(Passage shown Opens)
The federal law protecting endangered species turned forty in 2013. And that calls for taking stock of how it’s been working.
Fresh Water mussels are at the foundation of aquatic life in inland waterways. At different times in their life cycle, the burrow into river bottoms, keeping soil substrates aerated, and they act as powerful filtering systems that help keep the water clean. But they’re on the endangered species list, and anything that threatens them, also threatens our fresh surface water.
“If all of these threatened species are taken care of, we’re taking care of ourselves too. It’s basically at the end of the day it’s life support for humans too," says Eric Hallerman, professor of Fish and Wildlife Conservation at Virginia Tech.
(Passage shown Closes)
● **Exercise tasks**
A: According to the passage on freshwater mussels, in what year did the federal law protecting endangered species turn forty?
B: Recast the paragraph beginning "Fresh Water mussels are at the foundation" from the passage on freshwater mussels as a short bulleted list that keeps its main facts.
C: Pick up the passage on freshwater mussels after its final sentence and carry it forward.
(Information Opens)
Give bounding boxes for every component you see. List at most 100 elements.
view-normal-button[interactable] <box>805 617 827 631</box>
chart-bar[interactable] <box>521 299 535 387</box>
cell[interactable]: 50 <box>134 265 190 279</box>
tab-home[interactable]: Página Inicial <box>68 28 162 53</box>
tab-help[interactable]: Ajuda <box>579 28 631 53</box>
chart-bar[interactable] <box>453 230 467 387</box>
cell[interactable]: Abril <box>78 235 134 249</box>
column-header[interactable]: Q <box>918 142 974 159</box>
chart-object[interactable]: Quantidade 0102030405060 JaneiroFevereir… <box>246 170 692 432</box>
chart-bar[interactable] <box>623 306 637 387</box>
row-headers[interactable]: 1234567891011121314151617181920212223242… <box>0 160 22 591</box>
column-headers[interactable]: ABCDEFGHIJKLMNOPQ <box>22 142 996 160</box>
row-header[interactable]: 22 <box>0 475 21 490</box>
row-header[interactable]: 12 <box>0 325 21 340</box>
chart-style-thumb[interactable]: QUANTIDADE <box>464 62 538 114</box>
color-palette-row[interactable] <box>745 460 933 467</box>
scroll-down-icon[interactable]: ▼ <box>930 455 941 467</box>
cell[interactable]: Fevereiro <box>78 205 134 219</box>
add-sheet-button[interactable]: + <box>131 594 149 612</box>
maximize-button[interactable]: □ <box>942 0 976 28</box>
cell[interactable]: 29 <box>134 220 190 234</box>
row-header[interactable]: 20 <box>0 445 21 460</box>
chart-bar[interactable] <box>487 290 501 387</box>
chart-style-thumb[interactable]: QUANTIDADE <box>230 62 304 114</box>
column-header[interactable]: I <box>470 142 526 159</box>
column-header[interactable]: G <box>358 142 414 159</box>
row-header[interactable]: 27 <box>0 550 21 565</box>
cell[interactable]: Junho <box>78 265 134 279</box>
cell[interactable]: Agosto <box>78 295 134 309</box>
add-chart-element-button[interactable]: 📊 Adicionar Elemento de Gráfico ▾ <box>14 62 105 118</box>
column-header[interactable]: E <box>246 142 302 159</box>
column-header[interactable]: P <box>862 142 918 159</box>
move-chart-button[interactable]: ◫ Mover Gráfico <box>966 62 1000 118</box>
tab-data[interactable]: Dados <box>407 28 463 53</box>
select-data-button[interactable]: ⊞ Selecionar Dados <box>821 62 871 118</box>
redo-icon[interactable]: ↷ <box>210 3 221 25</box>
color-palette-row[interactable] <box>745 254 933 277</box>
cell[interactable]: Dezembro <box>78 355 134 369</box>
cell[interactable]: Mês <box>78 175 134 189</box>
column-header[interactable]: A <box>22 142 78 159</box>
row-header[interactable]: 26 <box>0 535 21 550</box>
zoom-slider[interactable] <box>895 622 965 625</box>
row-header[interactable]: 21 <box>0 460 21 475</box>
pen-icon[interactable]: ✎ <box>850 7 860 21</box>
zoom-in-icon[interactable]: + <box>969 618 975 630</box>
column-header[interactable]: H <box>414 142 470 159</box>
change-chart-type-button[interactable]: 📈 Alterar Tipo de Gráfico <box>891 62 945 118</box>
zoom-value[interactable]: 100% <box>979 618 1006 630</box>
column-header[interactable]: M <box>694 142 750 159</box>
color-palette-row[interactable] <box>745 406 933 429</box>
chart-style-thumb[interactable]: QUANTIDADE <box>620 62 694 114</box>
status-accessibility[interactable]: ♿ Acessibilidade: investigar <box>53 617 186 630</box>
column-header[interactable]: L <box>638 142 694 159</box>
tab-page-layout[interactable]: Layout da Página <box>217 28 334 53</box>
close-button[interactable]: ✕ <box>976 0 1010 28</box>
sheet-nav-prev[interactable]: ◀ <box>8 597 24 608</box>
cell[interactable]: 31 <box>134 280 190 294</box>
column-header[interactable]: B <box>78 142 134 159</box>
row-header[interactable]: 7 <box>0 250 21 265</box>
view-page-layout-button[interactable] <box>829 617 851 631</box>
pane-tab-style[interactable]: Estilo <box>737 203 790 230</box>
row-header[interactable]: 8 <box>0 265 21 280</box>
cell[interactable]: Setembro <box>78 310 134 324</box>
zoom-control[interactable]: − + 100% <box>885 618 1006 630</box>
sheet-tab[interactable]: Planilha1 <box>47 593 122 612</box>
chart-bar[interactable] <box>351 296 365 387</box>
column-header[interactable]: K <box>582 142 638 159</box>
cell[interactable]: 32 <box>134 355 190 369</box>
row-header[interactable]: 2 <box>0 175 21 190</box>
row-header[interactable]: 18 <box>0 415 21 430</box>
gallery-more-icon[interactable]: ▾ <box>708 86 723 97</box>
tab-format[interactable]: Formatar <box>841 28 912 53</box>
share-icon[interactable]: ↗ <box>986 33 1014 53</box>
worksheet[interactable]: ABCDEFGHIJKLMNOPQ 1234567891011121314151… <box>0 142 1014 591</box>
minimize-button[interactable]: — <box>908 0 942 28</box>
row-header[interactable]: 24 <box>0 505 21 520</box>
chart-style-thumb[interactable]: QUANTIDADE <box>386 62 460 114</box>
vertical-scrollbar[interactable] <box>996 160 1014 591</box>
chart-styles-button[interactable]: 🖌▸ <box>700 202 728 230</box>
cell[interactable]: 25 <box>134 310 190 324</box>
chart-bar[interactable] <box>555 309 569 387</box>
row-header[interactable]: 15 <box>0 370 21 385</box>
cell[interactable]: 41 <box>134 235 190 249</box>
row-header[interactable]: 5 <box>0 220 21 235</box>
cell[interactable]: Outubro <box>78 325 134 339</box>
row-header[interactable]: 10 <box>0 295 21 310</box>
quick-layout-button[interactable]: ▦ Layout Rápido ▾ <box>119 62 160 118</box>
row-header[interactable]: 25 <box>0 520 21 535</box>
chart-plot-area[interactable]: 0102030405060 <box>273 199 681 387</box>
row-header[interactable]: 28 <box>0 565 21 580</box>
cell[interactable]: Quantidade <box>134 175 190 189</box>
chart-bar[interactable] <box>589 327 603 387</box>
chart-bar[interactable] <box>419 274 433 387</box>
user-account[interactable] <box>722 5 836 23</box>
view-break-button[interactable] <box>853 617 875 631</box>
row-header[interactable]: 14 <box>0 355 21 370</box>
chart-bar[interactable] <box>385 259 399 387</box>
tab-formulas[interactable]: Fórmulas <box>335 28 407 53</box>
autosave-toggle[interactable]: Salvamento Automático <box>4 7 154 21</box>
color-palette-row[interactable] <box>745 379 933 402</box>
(Information Closes)
● **Responses in order**
A: 2013

B:
- Freshwater mussels are at the foundation of aquatic life in inland waterways.
- At different times in their life cycle they burrow into river bottoms, keeping soil substrates aerated.
- They act as powerful filtering systems that help keep the water clean.
- They are on the endangered species list, so anything that threatens them also threatens fresh surface water.

C:
Hallerman is part of a team, which grows mussels in a hatchery in Blacksburg. The stock came from the wide variety of mussel species native to this region –the largest diversity of the mussel species in the world. Offspring grown indoors from this stock are tagged so they can be studied and put into area waterways each year at the end of summer to spawn.
“We’ve shown that some of mussels that we’ve out planted have survived. Now we’re looking for evidence that they’ve reproduced at that the young they produced have survived. We’re looking to put ourselves out of biz over a period of time," he said.
And that too, is the mission of the 40-year-old federal Endangered Species Act. Come early middle age, it’s time to reflect on your accomplishments and celebrate them.